# Goal of the exercise
Where a line of the listing below includes the word "JSON", reproduce that line.

# Material for this exercise
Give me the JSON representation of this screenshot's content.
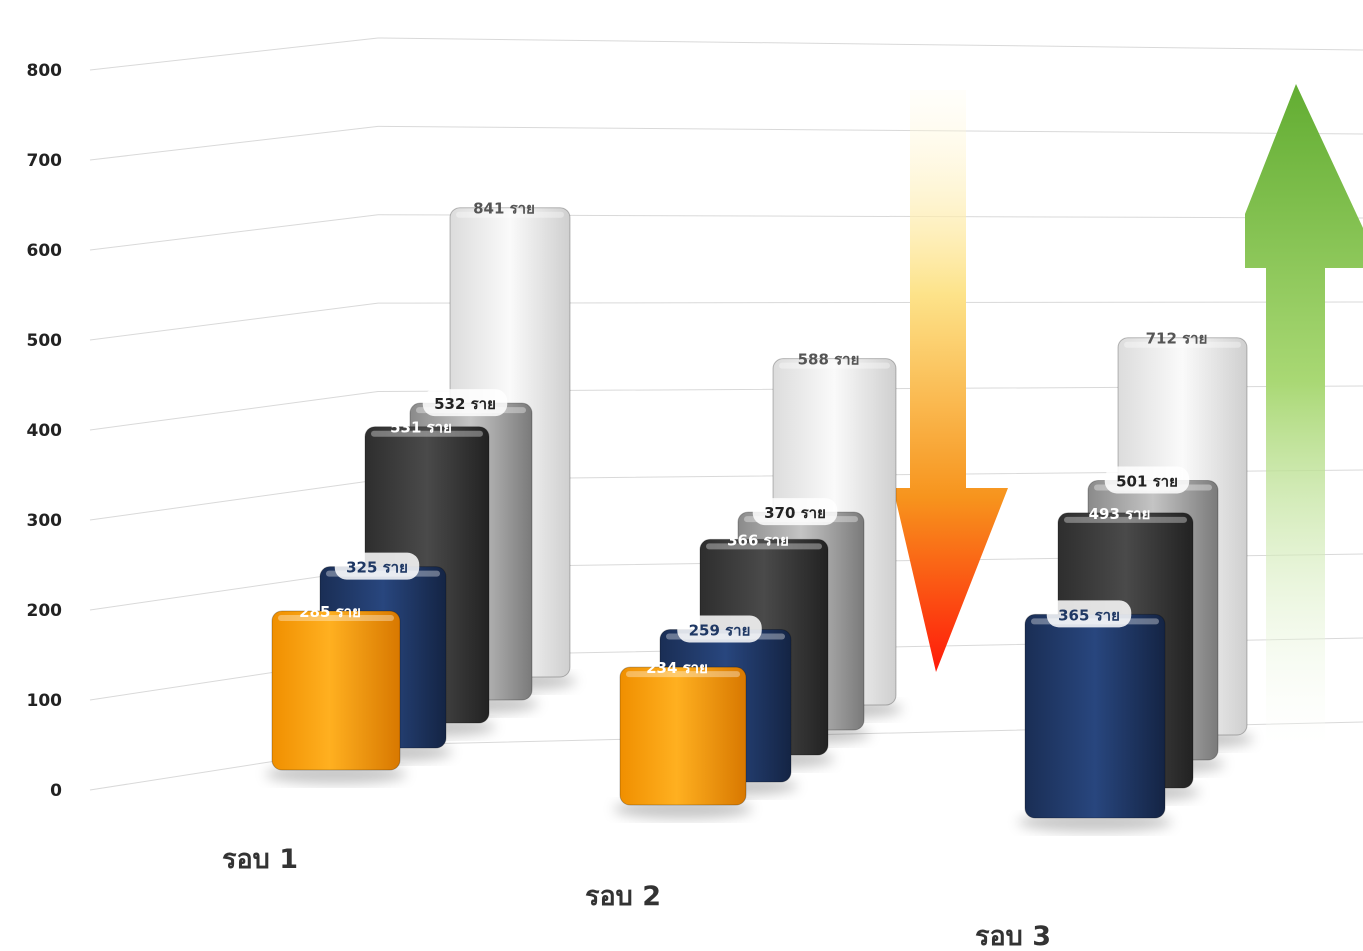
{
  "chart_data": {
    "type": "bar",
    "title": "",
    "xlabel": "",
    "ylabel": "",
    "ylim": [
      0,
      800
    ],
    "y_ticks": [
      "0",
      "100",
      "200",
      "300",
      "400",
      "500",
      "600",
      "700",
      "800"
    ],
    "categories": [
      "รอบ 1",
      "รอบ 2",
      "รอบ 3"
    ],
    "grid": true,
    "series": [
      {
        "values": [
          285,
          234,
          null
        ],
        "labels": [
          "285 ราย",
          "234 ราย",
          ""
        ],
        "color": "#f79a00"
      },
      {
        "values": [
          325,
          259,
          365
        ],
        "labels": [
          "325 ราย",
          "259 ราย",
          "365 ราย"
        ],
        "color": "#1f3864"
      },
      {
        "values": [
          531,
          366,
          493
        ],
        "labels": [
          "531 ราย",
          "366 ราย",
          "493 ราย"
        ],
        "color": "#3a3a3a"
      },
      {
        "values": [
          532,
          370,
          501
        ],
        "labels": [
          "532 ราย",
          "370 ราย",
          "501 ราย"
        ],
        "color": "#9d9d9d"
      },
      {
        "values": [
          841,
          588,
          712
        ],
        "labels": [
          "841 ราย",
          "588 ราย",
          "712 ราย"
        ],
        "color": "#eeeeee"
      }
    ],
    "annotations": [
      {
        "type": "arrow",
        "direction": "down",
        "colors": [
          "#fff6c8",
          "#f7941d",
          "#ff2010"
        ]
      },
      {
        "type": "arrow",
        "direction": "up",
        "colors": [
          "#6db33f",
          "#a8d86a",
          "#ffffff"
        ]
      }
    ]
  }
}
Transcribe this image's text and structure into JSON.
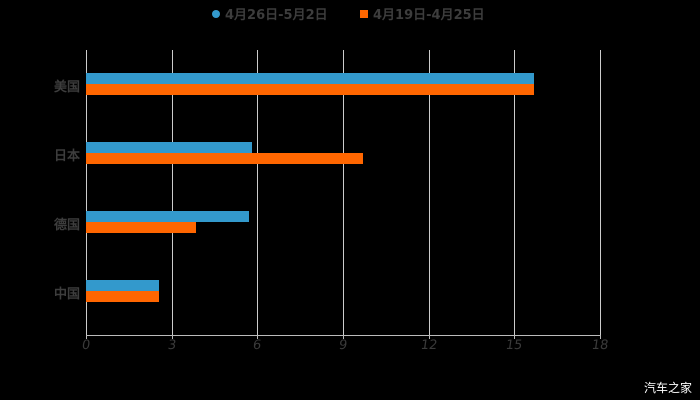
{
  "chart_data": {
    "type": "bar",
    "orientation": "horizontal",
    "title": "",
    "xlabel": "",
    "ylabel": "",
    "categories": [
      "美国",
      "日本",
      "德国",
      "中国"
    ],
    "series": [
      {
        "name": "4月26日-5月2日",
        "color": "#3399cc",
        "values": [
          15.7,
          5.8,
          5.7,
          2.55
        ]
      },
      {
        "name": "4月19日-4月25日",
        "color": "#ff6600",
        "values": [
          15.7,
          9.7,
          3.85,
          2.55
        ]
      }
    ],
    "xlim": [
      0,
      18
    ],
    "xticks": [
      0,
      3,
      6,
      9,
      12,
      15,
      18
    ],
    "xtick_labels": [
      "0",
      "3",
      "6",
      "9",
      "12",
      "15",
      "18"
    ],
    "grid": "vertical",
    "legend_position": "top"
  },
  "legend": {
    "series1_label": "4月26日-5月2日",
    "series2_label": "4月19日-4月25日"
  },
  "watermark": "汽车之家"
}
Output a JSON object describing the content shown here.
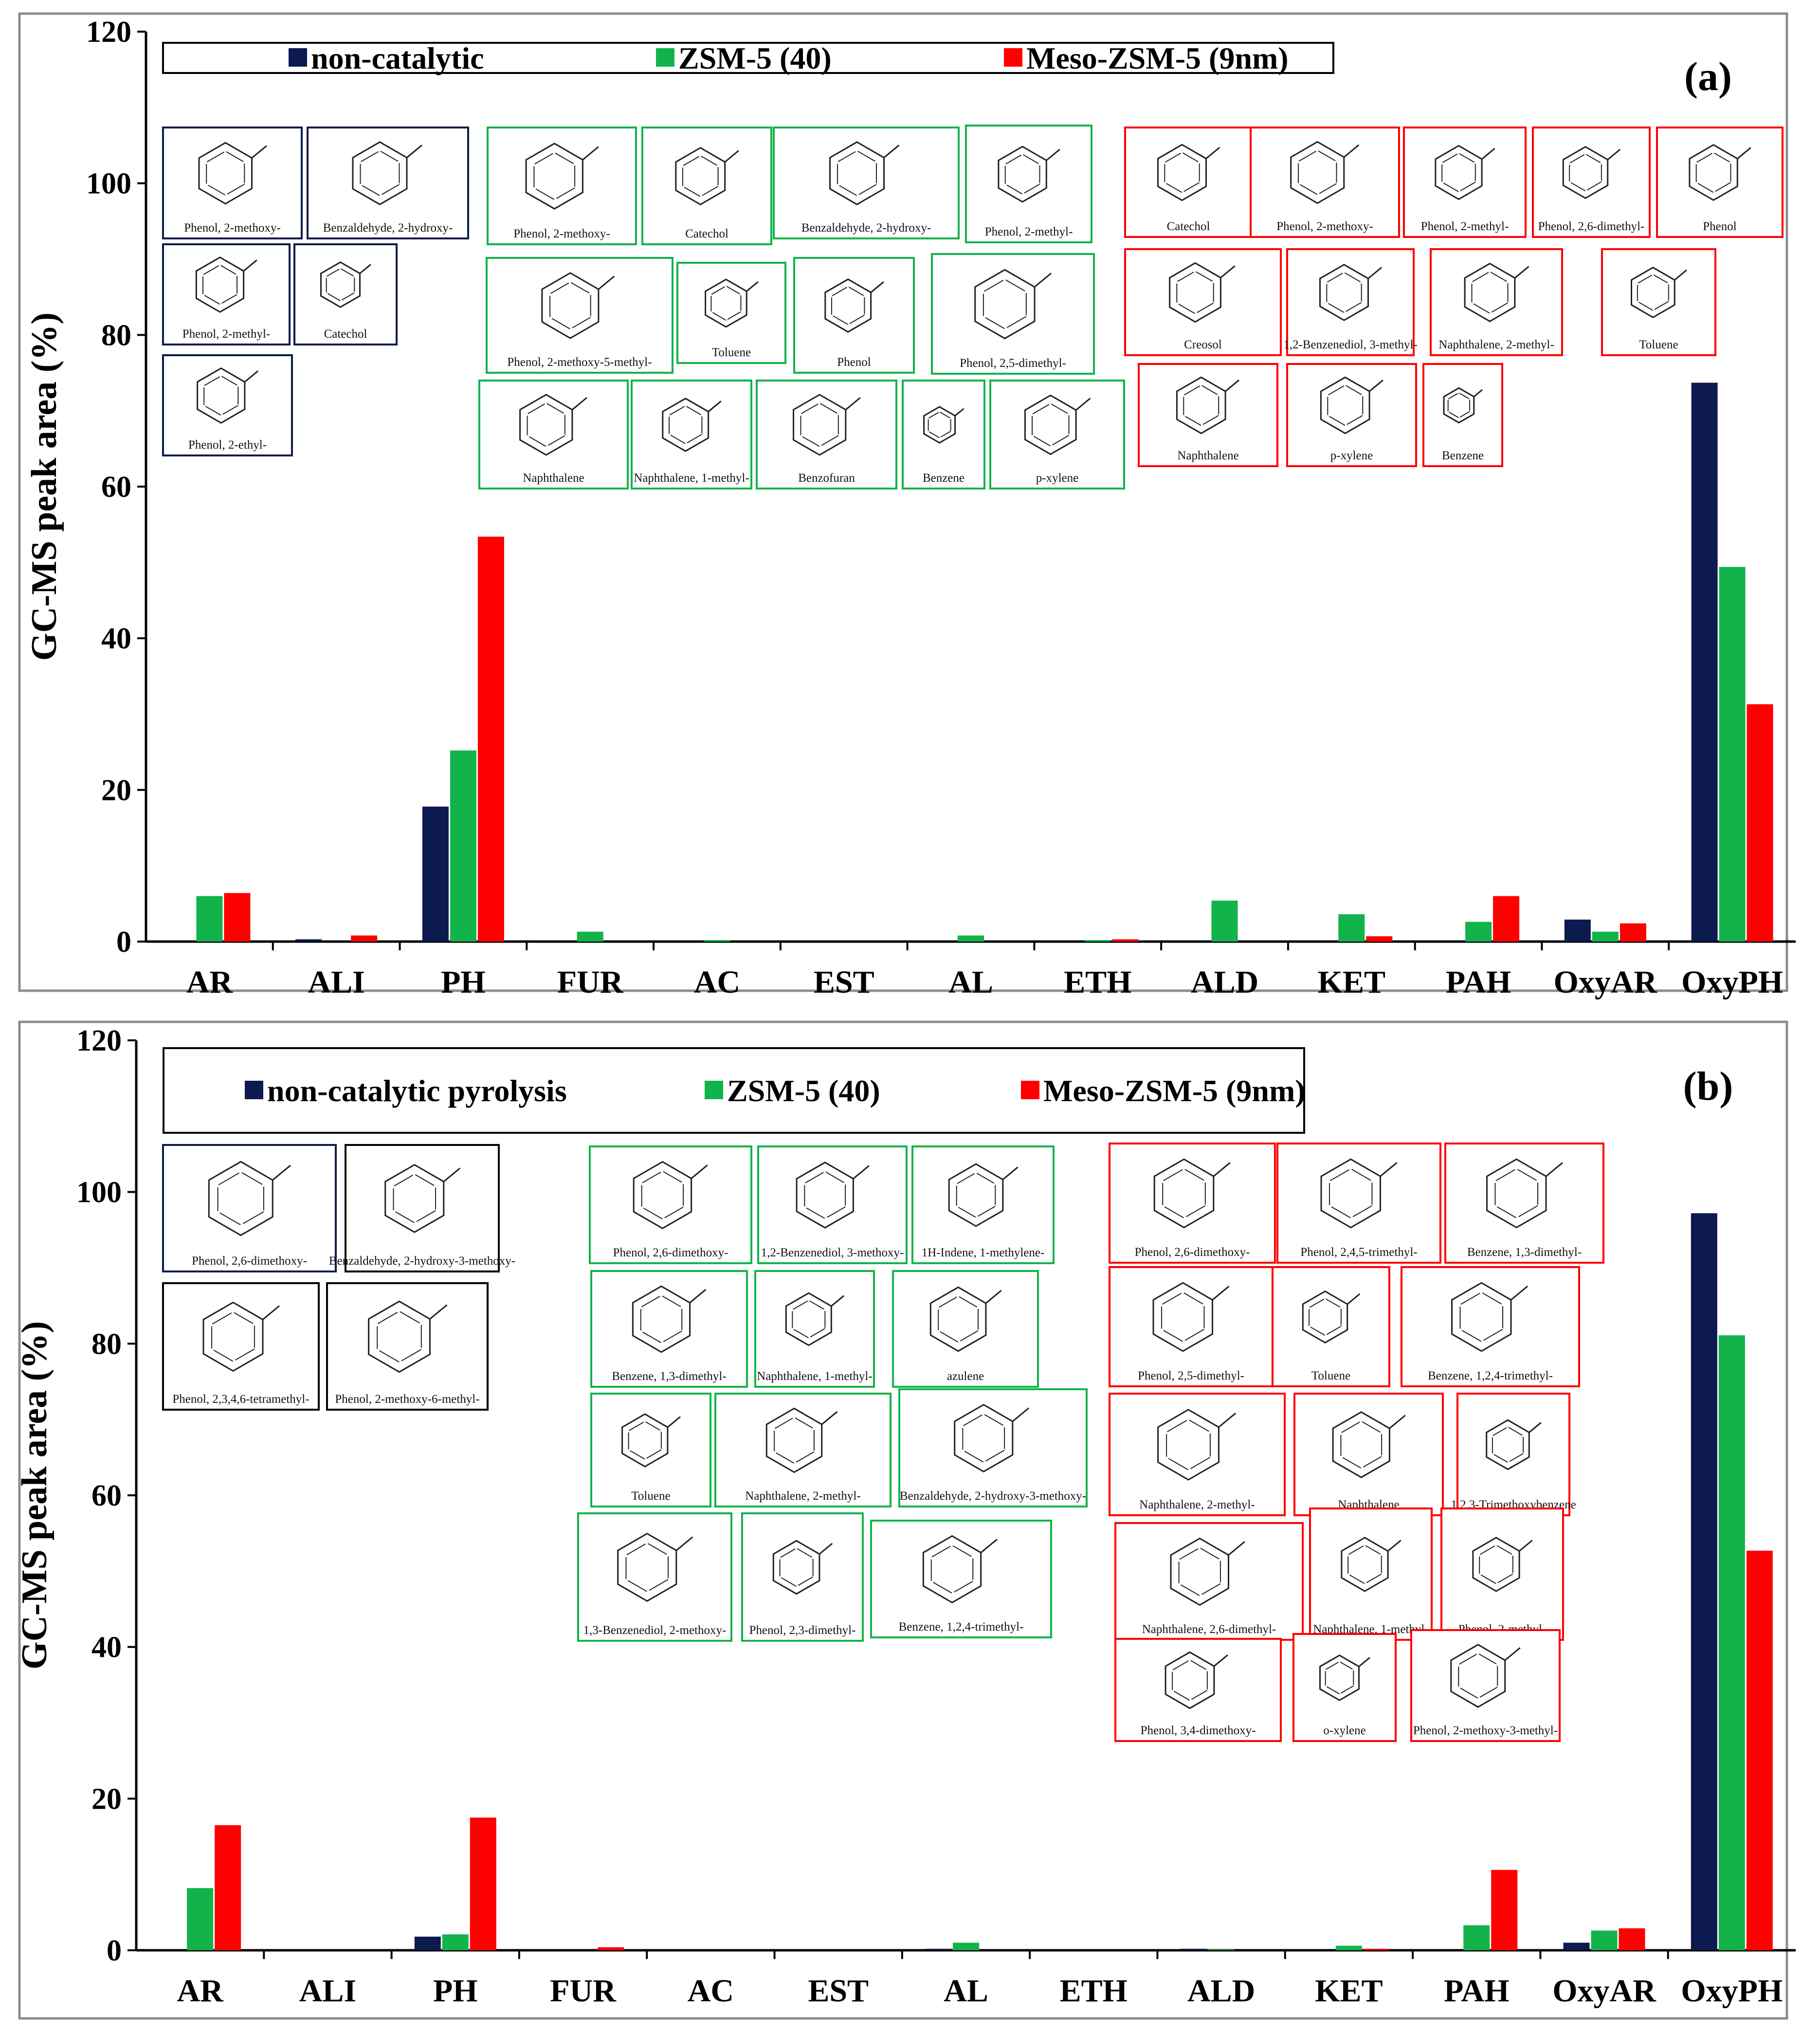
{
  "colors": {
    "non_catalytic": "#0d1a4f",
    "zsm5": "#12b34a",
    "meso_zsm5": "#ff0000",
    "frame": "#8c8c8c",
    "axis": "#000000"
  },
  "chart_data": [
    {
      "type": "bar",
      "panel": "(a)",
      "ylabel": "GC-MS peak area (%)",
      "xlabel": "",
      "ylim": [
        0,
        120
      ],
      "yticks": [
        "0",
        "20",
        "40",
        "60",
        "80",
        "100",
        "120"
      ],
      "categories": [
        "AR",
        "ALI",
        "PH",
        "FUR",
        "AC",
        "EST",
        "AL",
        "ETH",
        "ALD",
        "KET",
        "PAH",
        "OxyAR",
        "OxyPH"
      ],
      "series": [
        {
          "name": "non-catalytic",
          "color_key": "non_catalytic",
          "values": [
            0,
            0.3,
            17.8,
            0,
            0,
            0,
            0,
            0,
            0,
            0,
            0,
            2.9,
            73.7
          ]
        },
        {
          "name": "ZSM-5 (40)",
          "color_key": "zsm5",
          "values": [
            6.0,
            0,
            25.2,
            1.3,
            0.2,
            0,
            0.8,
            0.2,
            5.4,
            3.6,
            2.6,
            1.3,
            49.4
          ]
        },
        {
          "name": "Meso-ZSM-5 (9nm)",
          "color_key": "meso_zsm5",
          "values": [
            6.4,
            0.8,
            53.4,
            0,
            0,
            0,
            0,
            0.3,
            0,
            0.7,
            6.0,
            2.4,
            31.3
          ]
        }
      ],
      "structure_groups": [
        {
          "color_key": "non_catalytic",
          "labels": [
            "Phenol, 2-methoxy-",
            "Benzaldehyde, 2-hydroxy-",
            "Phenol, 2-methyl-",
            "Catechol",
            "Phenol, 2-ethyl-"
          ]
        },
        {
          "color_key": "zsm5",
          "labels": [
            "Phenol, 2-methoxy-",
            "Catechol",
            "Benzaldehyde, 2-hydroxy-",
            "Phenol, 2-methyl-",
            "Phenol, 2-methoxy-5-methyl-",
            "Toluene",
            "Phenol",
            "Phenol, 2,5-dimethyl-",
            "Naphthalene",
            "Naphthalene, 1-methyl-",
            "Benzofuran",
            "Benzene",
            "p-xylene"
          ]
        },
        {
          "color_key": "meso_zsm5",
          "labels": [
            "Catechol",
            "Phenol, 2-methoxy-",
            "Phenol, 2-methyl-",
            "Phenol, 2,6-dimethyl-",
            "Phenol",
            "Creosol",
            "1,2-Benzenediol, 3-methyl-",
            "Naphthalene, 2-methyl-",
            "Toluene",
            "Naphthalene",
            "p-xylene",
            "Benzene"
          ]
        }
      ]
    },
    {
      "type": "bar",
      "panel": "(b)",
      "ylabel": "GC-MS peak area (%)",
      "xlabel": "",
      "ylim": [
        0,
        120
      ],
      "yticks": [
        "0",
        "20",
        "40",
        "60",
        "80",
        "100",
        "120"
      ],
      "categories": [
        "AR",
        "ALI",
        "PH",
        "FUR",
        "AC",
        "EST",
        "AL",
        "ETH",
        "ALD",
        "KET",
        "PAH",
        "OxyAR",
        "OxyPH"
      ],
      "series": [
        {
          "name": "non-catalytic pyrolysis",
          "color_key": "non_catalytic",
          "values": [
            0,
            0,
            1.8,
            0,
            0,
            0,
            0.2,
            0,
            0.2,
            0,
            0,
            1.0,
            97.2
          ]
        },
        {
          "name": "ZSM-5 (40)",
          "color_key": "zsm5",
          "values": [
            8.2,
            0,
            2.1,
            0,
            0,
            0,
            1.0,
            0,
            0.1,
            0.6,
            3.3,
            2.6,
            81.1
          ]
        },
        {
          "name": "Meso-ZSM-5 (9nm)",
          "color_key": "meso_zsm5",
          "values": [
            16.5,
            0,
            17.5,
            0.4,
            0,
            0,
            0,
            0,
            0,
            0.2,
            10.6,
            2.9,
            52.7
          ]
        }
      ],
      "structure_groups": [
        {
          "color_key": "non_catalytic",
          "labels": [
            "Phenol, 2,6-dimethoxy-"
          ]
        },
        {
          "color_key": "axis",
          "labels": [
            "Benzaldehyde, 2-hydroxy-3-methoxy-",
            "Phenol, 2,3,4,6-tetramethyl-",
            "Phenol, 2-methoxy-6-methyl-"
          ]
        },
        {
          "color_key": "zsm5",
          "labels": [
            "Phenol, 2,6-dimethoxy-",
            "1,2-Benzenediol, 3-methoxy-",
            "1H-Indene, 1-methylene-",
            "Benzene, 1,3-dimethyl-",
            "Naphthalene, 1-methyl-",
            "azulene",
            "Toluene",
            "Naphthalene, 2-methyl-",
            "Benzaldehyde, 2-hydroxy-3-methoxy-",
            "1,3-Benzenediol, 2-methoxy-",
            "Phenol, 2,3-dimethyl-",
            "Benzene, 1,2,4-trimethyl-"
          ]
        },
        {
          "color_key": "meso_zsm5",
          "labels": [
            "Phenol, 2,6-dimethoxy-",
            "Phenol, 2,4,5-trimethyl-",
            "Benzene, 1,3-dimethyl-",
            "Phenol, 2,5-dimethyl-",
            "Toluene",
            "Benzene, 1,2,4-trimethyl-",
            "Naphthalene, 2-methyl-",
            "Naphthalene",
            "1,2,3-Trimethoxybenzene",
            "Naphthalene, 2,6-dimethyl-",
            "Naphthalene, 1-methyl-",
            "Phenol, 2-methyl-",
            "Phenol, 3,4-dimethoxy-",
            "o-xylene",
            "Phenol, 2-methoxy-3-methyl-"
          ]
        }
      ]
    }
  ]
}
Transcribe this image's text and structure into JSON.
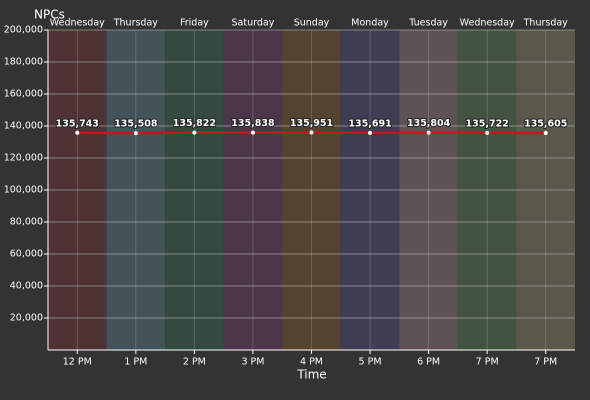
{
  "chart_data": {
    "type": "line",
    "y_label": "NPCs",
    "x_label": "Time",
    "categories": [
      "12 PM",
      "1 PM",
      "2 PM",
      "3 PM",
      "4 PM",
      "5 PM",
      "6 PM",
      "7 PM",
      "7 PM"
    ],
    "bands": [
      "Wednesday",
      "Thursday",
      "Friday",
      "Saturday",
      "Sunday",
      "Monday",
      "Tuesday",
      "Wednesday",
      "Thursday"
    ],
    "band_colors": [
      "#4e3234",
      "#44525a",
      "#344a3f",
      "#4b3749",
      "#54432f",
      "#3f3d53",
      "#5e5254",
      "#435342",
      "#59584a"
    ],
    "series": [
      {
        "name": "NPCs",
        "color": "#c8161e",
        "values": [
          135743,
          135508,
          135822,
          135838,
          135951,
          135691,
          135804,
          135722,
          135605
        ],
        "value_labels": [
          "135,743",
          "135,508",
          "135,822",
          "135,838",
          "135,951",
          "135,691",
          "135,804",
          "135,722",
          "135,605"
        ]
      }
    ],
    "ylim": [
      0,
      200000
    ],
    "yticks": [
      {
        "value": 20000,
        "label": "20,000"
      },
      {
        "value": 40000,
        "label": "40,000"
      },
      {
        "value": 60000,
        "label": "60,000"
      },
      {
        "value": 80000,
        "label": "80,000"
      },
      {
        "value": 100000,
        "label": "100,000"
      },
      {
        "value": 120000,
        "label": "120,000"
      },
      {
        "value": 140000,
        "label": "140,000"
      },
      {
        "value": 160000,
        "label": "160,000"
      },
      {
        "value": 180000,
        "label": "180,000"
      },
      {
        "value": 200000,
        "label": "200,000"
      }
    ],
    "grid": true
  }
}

# Reply to the task
Give me the JSON representation of this screenshot's content.
Transcribe this image's text and structure into JSON.
Output a JSON object describing the content shown here.
Transcribe this image's text and structure into JSON.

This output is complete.